» **DIRECTIONS FOR THIS TASK**: Going through the material below, please gather all lines with the word "jako" in them.

» **DATASET EXTRACT**:
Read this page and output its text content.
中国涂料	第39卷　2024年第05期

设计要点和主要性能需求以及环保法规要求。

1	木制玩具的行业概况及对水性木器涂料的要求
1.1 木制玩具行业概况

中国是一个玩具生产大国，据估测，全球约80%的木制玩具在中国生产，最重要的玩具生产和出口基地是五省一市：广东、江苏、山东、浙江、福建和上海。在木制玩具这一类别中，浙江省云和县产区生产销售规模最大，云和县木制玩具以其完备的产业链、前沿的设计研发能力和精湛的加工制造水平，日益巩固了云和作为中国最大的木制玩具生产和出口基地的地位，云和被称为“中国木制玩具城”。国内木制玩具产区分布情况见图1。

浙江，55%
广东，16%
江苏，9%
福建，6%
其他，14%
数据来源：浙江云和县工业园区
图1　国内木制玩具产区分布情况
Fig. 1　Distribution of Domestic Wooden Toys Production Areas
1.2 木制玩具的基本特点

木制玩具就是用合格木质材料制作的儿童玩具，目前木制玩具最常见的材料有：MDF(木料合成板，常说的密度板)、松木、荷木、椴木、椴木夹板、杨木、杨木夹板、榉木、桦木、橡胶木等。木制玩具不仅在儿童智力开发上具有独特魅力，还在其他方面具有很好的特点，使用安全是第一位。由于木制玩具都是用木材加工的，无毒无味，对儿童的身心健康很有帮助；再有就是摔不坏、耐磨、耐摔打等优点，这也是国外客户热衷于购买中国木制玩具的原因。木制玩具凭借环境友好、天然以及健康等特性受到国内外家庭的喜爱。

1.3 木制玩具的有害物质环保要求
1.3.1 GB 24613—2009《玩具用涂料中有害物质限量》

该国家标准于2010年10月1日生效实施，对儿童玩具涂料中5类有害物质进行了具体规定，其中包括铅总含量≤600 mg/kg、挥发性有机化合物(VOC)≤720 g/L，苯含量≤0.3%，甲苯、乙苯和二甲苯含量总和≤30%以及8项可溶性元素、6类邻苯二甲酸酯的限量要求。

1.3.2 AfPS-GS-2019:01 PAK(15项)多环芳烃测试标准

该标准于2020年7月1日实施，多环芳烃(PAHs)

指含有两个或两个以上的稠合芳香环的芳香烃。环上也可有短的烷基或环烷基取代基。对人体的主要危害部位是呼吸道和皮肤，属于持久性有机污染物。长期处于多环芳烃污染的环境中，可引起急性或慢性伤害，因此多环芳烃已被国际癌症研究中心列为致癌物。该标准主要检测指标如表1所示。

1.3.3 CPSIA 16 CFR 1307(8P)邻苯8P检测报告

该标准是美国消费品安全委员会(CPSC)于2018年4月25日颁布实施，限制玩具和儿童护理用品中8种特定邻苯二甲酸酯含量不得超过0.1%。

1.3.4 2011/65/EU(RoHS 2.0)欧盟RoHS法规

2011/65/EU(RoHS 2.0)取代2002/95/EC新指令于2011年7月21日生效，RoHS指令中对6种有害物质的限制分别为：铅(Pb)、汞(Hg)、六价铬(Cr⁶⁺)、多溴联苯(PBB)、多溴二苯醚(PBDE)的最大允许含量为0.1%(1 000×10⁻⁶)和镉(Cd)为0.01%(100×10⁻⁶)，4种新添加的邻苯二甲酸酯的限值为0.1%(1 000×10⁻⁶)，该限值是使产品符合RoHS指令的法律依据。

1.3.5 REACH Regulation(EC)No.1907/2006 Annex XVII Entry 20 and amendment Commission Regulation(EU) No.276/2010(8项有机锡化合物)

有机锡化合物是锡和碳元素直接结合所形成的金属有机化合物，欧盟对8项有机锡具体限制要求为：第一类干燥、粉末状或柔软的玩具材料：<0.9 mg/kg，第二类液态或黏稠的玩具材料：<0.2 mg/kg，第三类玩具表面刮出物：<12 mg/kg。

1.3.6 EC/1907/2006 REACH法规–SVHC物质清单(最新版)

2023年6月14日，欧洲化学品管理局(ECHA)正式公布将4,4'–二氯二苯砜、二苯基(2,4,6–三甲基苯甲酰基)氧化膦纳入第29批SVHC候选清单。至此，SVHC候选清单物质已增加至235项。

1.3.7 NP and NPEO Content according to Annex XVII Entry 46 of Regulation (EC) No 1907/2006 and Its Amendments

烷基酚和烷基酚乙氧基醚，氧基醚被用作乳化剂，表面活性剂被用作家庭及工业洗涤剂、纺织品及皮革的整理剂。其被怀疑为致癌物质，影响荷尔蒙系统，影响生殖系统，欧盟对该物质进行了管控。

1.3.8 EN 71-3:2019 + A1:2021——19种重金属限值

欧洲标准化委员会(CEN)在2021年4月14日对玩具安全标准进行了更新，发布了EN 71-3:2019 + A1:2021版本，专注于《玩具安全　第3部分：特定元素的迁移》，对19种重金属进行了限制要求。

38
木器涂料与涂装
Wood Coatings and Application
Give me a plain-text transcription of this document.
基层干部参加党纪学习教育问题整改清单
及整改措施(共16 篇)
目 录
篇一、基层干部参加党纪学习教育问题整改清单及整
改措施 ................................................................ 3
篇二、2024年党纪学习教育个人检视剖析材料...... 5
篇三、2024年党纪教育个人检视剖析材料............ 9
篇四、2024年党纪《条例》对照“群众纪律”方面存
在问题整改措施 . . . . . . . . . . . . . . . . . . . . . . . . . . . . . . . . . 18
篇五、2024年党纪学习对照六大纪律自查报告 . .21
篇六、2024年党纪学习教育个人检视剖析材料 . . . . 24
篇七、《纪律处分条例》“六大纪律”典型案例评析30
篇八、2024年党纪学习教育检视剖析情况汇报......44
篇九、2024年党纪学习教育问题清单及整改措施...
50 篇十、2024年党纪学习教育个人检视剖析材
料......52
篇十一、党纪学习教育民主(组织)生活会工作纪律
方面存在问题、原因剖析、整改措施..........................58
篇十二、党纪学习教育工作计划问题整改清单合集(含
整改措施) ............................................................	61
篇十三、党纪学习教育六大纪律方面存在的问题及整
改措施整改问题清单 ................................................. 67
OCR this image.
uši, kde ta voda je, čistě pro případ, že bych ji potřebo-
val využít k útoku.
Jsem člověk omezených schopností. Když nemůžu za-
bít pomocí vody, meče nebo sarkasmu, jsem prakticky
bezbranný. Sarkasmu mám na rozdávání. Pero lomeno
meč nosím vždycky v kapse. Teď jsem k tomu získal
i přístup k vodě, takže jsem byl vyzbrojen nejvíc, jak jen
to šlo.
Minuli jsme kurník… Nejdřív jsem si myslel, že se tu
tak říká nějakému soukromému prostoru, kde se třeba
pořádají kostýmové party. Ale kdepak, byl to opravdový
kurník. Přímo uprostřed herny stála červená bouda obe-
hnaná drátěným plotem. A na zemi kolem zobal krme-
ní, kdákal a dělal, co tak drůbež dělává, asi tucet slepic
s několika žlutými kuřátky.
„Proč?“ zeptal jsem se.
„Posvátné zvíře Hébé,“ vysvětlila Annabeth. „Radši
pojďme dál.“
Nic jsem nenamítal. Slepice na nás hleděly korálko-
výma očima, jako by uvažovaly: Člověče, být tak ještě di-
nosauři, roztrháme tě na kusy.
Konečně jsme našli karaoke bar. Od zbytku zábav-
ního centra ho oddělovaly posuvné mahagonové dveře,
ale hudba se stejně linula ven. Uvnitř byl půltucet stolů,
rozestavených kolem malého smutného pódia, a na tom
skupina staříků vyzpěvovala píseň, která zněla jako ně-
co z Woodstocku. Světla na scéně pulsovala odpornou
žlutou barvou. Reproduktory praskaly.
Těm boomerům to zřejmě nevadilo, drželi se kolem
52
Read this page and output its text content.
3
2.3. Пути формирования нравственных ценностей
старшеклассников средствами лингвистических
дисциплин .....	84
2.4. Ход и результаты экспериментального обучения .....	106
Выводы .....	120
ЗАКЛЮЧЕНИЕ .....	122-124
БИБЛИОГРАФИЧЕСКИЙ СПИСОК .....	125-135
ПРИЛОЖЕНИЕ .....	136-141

» **COMPLETE OUTPUT**:
výma očima, jako by uvažovaly: Člověče, být tak ještě di-
skupina staříků vyzpěvovala píseň, která zněla jako ně-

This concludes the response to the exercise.